(Dataset items)

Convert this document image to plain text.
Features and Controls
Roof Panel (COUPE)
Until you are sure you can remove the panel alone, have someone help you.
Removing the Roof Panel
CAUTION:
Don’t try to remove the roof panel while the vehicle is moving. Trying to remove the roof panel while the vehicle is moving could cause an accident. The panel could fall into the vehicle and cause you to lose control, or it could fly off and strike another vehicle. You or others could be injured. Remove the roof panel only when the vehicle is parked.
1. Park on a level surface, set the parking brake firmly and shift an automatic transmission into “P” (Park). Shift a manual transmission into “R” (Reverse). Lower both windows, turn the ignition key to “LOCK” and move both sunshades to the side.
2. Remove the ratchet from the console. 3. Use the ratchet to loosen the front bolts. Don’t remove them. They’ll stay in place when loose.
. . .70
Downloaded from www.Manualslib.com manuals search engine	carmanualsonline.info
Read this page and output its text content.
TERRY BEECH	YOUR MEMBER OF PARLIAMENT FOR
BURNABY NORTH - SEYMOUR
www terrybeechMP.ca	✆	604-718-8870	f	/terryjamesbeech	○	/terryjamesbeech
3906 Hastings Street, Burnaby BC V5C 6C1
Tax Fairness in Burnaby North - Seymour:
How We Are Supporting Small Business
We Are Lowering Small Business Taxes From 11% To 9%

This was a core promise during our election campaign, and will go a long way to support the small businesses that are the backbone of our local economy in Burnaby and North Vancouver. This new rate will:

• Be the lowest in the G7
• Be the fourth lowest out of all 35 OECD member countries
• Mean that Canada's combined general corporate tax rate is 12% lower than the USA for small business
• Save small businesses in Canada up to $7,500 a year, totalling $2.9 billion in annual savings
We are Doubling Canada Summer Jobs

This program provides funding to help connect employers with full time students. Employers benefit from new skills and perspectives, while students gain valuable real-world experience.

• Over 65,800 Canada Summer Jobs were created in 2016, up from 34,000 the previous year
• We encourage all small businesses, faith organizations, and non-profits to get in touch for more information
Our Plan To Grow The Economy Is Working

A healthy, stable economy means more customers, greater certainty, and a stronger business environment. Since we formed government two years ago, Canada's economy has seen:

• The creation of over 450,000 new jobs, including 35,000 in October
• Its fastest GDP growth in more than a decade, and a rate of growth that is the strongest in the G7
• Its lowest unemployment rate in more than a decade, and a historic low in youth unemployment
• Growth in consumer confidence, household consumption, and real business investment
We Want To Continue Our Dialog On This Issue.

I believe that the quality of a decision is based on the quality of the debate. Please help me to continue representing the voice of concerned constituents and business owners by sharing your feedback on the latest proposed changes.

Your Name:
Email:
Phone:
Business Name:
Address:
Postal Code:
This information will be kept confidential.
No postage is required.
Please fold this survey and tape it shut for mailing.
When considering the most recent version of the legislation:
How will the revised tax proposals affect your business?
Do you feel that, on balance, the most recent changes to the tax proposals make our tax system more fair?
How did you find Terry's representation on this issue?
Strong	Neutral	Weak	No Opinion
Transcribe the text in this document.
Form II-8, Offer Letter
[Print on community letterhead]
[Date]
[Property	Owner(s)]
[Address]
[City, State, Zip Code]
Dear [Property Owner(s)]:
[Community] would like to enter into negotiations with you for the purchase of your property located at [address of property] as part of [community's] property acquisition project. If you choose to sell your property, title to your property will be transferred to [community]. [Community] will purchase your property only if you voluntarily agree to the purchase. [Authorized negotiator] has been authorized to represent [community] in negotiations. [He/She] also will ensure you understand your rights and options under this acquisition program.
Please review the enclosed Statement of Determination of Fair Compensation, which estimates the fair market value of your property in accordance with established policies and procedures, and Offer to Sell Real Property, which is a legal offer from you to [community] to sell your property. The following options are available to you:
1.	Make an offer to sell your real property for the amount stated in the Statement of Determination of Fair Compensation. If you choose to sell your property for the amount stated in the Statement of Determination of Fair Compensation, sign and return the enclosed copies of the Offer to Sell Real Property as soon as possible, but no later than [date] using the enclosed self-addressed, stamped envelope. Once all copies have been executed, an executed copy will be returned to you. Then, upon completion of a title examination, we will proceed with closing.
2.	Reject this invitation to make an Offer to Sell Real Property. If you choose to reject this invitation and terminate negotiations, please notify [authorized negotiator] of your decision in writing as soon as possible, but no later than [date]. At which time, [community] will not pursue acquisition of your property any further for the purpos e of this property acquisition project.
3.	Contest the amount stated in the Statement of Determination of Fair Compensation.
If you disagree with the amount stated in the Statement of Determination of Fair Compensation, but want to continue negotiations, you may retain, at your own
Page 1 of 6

» **Exercise requirements**:
Which lines include the word "information"? List them all.

» **Exercise solution**:
• We encourage all small businesses, faith organizations, and non-profits to get in touch for more information
This information will be kept confidential.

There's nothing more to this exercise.